INSTRUCTIONS TO FOLLOW >>
Each line that includes the word "source" counts once; give the total and nothing more.

(Figure dataset records)

--- begin ---

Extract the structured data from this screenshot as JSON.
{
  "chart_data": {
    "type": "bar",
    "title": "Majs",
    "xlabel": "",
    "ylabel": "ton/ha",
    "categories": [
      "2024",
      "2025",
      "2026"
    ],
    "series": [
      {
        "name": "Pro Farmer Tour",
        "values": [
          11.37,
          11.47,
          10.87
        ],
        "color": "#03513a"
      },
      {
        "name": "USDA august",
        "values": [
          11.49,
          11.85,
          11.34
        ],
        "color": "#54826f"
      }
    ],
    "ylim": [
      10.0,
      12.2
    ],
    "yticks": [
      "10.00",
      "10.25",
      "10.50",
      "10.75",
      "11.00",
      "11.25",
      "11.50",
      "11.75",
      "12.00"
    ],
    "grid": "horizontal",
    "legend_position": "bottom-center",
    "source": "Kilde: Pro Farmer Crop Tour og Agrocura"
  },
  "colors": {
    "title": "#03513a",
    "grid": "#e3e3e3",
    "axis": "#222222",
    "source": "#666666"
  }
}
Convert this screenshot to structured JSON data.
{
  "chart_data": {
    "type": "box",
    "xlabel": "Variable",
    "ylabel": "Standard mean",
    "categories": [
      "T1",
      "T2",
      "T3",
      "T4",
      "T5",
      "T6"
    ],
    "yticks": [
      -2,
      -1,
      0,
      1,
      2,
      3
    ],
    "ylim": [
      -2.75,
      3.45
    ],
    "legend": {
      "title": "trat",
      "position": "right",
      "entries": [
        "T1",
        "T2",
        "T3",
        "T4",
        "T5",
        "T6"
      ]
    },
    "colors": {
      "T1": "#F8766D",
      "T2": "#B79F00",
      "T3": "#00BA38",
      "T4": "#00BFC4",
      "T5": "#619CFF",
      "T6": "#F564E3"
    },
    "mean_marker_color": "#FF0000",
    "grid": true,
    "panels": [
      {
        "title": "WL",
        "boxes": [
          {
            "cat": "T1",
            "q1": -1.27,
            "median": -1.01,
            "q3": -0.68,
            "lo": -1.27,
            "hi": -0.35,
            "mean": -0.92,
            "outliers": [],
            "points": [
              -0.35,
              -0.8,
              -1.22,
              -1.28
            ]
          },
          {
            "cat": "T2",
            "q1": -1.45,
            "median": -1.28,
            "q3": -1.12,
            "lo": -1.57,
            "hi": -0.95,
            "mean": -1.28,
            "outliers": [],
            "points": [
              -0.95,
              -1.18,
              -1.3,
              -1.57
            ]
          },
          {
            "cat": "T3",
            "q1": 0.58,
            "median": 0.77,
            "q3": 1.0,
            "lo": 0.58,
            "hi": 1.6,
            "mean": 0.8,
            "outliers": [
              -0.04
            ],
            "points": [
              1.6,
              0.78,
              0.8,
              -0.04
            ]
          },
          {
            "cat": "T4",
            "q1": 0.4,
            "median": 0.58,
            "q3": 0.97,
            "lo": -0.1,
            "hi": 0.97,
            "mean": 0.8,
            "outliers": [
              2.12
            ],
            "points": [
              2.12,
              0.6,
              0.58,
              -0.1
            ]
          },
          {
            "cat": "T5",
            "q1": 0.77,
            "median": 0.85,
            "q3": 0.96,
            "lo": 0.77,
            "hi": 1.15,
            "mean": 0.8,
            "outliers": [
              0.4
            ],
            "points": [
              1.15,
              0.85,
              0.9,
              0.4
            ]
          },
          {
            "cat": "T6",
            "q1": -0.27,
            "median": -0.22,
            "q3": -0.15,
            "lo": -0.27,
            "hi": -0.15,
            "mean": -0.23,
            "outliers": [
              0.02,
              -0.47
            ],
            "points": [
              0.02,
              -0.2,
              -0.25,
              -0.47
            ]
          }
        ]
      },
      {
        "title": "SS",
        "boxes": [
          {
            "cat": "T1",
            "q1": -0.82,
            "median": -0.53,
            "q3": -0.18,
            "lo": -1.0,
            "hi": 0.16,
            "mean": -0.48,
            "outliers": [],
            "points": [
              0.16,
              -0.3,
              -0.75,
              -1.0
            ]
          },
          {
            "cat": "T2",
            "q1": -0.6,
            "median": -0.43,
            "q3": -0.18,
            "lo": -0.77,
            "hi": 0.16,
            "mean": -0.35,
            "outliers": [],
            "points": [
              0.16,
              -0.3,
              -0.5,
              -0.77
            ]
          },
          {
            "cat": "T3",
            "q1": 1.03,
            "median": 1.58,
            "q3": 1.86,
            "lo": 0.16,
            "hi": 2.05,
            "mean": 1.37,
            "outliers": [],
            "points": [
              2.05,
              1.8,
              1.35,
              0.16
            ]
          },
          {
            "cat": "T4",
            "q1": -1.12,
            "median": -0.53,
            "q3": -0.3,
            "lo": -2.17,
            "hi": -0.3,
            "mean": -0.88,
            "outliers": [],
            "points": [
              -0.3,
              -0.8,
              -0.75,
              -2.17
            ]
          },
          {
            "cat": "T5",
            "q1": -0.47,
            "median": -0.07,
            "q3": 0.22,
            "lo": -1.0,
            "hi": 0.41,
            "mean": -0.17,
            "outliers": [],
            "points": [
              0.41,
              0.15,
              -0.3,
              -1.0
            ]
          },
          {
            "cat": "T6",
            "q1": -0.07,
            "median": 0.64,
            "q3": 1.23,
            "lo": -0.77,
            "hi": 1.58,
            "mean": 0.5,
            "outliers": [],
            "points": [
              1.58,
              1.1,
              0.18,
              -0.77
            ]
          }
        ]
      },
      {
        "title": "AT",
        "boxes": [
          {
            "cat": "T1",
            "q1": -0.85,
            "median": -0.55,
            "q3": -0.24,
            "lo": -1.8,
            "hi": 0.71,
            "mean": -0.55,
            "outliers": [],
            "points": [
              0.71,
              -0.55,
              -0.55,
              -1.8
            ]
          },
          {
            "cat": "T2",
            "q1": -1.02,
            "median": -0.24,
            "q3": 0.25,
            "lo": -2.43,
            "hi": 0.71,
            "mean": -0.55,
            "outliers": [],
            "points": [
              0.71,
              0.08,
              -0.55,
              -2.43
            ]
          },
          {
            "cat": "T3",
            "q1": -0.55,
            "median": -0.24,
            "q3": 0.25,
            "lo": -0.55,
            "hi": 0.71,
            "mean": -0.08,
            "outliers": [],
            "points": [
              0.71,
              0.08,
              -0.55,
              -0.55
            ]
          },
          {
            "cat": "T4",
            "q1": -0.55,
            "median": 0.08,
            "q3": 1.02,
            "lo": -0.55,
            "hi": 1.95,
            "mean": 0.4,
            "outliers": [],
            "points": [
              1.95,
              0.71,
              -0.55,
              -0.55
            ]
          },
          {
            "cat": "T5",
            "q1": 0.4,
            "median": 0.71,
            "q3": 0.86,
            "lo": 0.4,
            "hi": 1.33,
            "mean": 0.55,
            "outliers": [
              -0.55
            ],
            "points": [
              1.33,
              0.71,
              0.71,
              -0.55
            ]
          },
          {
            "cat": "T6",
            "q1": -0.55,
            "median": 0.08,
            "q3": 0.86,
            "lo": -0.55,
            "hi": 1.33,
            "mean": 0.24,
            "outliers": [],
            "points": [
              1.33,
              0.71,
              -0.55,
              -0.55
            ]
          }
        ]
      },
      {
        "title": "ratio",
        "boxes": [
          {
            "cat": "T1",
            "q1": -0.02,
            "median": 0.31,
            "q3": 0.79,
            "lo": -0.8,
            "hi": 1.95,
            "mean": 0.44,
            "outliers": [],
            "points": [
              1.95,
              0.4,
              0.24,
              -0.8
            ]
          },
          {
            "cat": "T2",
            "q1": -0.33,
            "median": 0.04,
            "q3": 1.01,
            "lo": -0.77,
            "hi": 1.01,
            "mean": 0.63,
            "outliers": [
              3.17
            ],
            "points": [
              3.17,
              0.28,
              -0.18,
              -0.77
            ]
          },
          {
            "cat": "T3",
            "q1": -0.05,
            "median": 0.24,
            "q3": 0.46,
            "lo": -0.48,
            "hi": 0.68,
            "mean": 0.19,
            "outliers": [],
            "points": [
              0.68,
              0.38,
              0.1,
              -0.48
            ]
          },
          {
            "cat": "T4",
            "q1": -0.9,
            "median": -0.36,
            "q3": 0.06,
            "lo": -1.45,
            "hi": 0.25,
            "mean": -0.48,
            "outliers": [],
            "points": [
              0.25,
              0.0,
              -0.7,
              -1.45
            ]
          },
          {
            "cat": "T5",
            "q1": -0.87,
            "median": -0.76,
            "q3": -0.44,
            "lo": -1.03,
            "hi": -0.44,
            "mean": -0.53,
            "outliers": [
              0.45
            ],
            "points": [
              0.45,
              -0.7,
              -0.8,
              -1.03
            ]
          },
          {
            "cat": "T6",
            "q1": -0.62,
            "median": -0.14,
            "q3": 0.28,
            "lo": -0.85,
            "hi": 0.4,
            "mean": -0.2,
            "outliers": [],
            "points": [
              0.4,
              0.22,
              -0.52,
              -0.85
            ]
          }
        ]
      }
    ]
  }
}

--- end ---

EXERCISE OUTPUT >>
2